> _BRIEF_
Output every line below without omitting or altering anything.

> _MATERIAL FOR THIS TASK_

# # #

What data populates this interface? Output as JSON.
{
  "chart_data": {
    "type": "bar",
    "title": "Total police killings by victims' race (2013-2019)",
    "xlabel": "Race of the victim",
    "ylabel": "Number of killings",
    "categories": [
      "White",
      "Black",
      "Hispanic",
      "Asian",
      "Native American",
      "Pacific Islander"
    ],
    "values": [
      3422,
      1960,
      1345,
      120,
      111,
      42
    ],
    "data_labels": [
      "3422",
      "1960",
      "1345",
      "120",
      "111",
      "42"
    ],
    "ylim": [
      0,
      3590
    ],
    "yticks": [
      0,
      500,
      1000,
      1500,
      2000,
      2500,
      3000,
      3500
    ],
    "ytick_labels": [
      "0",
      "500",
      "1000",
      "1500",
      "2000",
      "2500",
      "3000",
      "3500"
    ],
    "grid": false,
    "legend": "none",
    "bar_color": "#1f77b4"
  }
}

# # #

> _RESULT BELOW_
What data populates this interface? Output as JSON.
{
  "chart_data": {
    "type": "bar",
    "title": "Total police killings by victims' race (2013-2019)",
    "xlabel": "Race of the victim",
    "ylabel": "Number of killings",
    "categories": [
      "White",
      "Black",
      "Hispanic",
      "Asian",
      "Native American",
      "Pacific Islander"
    ],
    "values": [
      3422,
      1960,
      1345,
      120,
      111,
      42
    ],
    "data_labels": [
      "3422",
      "1960",
      "1345",
      "120",
      "111",
      "42"
    ],
    "ylim": [
      0,
      3590
    ],
    "yticks": [
      0,
      500,
      1000,
      1500,
      2000,
      2500,
      3000,
      3500
    ],
    "ytick_labels": [
      "0",
      "500",
      "1000",
      "1500",
      "2000",
      "2500",
      "3000",
      "3500"
    ],
    "grid": false,
    "legend": "none",
    "bar_color": "#1f77b4"
  }
}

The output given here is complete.